*Exercise goal*. Your task is to reproduce the material exactly.

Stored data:
::::::

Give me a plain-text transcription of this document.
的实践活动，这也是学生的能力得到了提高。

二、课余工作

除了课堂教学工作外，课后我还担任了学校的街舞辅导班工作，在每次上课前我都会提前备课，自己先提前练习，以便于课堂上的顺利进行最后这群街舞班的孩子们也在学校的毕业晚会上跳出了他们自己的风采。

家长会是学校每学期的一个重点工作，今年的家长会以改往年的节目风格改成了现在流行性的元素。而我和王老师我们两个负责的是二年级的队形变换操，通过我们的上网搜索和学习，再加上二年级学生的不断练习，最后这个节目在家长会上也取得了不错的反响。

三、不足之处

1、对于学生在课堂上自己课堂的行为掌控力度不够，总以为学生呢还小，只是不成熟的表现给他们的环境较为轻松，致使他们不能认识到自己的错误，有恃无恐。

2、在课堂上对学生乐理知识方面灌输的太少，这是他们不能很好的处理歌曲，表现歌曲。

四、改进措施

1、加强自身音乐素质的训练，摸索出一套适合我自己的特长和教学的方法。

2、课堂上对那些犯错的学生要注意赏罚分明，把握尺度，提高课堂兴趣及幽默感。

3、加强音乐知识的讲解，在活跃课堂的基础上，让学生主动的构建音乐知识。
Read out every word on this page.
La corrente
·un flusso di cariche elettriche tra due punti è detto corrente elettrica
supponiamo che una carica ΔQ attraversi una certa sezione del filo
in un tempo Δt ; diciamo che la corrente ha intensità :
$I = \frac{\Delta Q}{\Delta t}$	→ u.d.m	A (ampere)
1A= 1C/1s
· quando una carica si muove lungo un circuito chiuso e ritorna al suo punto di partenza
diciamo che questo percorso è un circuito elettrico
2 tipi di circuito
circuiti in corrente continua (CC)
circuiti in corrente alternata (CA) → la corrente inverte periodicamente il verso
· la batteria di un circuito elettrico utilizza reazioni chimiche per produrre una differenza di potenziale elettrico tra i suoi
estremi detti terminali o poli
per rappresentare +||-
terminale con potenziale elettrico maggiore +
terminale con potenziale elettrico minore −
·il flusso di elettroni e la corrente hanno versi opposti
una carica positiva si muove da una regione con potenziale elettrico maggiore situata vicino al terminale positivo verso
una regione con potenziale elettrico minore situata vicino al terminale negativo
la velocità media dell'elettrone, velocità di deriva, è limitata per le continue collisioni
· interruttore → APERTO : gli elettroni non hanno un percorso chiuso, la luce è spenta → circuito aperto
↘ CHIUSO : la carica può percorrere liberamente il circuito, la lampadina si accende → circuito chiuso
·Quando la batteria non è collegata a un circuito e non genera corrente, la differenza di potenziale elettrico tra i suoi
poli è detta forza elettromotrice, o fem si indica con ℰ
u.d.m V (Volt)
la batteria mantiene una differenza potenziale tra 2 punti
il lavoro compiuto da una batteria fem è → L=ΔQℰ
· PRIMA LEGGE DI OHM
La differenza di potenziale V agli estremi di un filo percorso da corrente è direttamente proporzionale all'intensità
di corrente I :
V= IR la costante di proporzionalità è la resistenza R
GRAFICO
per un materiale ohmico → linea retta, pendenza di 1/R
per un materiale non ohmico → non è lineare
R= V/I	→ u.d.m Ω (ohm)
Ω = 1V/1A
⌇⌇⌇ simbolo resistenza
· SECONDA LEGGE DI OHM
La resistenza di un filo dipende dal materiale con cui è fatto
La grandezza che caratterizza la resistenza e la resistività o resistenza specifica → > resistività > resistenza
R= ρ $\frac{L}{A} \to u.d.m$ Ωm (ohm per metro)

::::::

*Problem solution*.
Give me a plain-text transcription of this document.
的实践活动，这也是学生的能力得到了提高。

二、课余工作

除了课堂教学工作外，课后我还担任了学校的街舞辅导班工作，在每次上课前我都会提前备课，自己先提前练习，以便于课堂上的顺利进行最后这群街舞班的孩子们也在学校的毕业晚会上跳出了他们自己的风采。

家长会是学校每学期的一个重点工作，今年的家长会以改往年的节目风格改成了现在流行性的元素。而我和王老师我们两个负责的是二年级的队形变换操，通过我们的上网搜索和学习，再加上二年级学生的不断练习，最后这个节目在家长会上也取得了不错的反响。

三、不足之处

1、对于学生在课堂上自己课堂的行为掌控力度不够，总以为学生呢还小，只是不成熟的表现给他们的环境较为轻松，致使他们不能认识到自己的错误，有恃无恐。

2、在课堂上对学生乐理知识方面灌输的太少，这是他们不能很好的处理歌曲，表现歌曲。

四、改进措施

1、加强自身音乐素质的训练，摸索出一套适合我自己的特长和教学的方法。

2、课堂上对那些犯错的学生要注意赏罚分明，把握尺度，提高课堂兴趣及幽默感。

3、加强音乐知识的讲解，在活跃课堂的基础上，让学生主动的构建音乐知识。
Read out every word on this page.
La corrente
·un flusso di cariche elettriche tra due punti è detto corrente elettrica
supponiamo che una carica ΔQ attraversi una certa sezione del filo
in un tempo Δt ; diciamo che la corrente ha intensità :
$I = \frac{\Delta Q}{\Delta t}$	→ u.d.m	A (ampere)
1A= 1C/1s
· quando una carica si muove lungo un circuito chiuso e ritorna al suo punto di partenza
diciamo che questo percorso è un circuito elettrico
2 tipi di circuito
circuiti in corrente continua (CC)
circuiti in corrente alternata (CA) → la corrente inverte periodicamente il verso
· la batteria di un circuito elettrico utilizza reazioni chimiche per produrre una differenza di potenziale elettrico tra i suoi
estremi detti terminali o poli
per rappresentare +||-
terminale con potenziale elettrico maggiore +
terminale con potenziale elettrico minore −
·il flusso di elettroni e la corrente hanno versi opposti
una carica positiva si muove da una regione con potenziale elettrico maggiore situata vicino al terminale positivo verso
una regione con potenziale elettrico minore situata vicino al terminale negativo
la velocità media dell'elettrone, velocità di deriva, è limitata per le continue collisioni
· interruttore → APERTO : gli elettroni non hanno un percorso chiuso, la luce è spenta → circuito aperto
↘ CHIUSO : la carica può percorrere liberamente il circuito, la lampadina si accende → circuito chiuso
·Quando la batteria non è collegata a un circuito e non genera corrente, la differenza di potenziale elettrico tra i suoi
poli è detta forza elettromotrice, o fem si indica con ℰ
u.d.m V (Volt)
la batteria mantiene una differenza potenziale tra 2 punti
il lavoro compiuto da una batteria fem è → L=ΔQℰ
· PRIMA LEGGE DI OHM
La differenza di potenziale V agli estremi di un filo percorso da corrente è direttamente proporzionale all'intensità
di corrente I :
V= IR la costante di proporzionalità è la resistenza R
GRAFICO
per un materiale ohmico → linea retta, pendenza di 1/R
per un materiale non ohmico → non è lineare
R= V/I	→ u.d.m Ω (ohm)
Ω = 1V/1A
⌇⌇⌇ simbolo resistenza
· SECONDA LEGGE DI OHM
La resistenza di un filo dipende dal materiale con cui è fatto
La grandezza che caratterizza la resistenza e la resistività o resistenza specifica → > resistività > resistenza
R= ρ $\frac{L}{A} \to u.d.m$ Ωm (ohm per metro)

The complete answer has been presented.